▶ Instructions for the task
Set down the material below word for word, excluding the pictures.

--- Start Excerpted records ---

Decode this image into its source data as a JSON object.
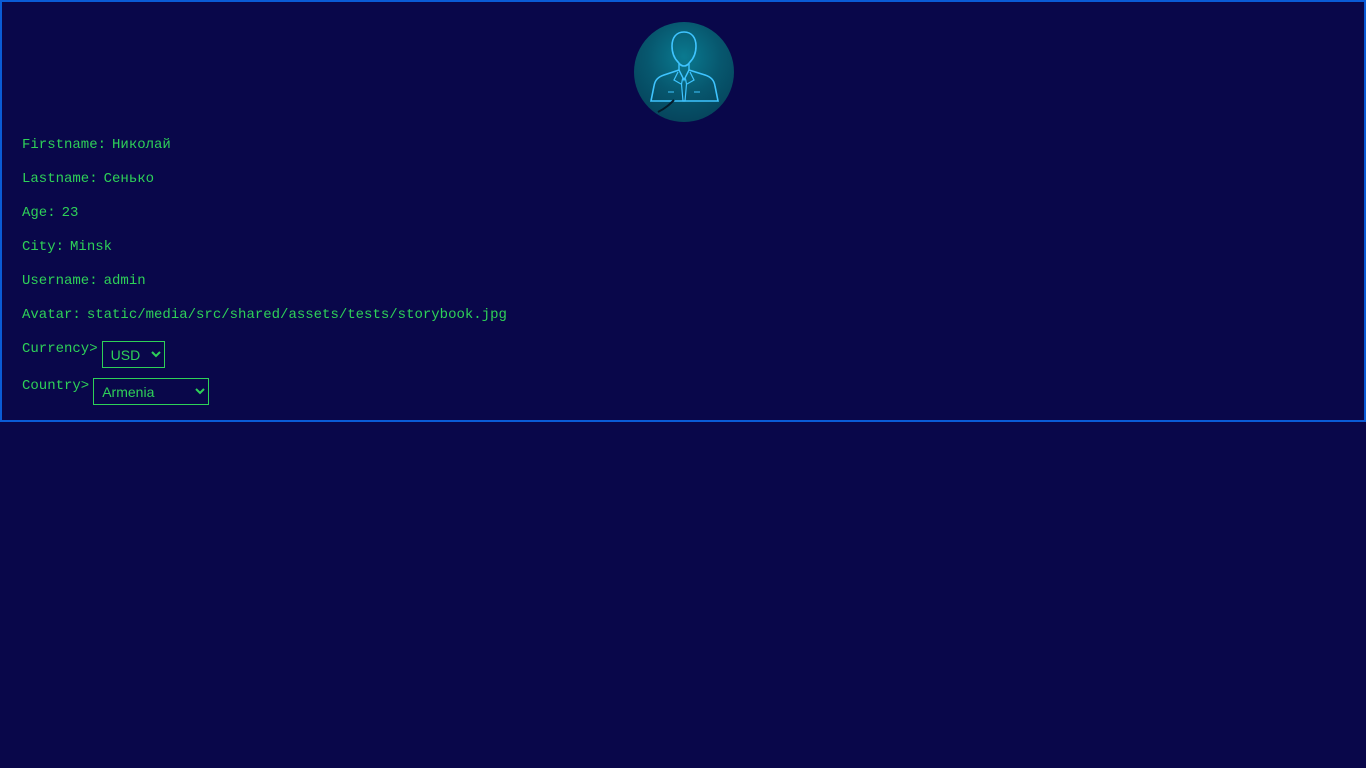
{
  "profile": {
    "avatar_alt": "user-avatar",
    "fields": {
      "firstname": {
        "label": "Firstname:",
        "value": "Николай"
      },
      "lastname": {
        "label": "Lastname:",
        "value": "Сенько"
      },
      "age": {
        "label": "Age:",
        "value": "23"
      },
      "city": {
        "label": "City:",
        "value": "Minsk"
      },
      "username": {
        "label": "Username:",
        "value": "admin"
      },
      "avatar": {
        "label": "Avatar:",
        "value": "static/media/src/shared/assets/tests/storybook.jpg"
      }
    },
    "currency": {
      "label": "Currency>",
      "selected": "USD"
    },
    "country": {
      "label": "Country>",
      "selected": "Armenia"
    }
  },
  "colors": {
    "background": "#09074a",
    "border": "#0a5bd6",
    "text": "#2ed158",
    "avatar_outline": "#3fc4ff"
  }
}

--- End Excerpted records ---

▶ Answer to the exercise
Decode this image into its source data as a JSON object.
{
  "profile": {
    "avatar_alt": "user-avatar",
    "fields": {
      "firstname": {
        "label": "Firstname:",
        "value": "Николай"
      },
      "lastname": {
        "label": "Lastname:",
        "value": "Сенько"
      },
      "age": {
        "label": "Age:",
        "value": "23"
      },
      "city": {
        "label": "City:",
        "value": "Minsk"
      },
      "username": {
        "label": "Username:",
        "value": "admin"
      },
      "avatar": {
        "label": "Avatar:",
        "value": "static/media/src/shared/assets/tests/storybook.jpg"
      }
    },
    "currency": {
      "label": "Currency>",
      "selected": "USD"
    },
    "country": {
      "label": "Country>",
      "selected": "Armenia"
    }
  },
  "colors": {
    "background": "#09074a",
    "border": "#0a5bd6",
    "text": "#2ed158",
    "avatar_outline": "#3fc4ff"
  }
}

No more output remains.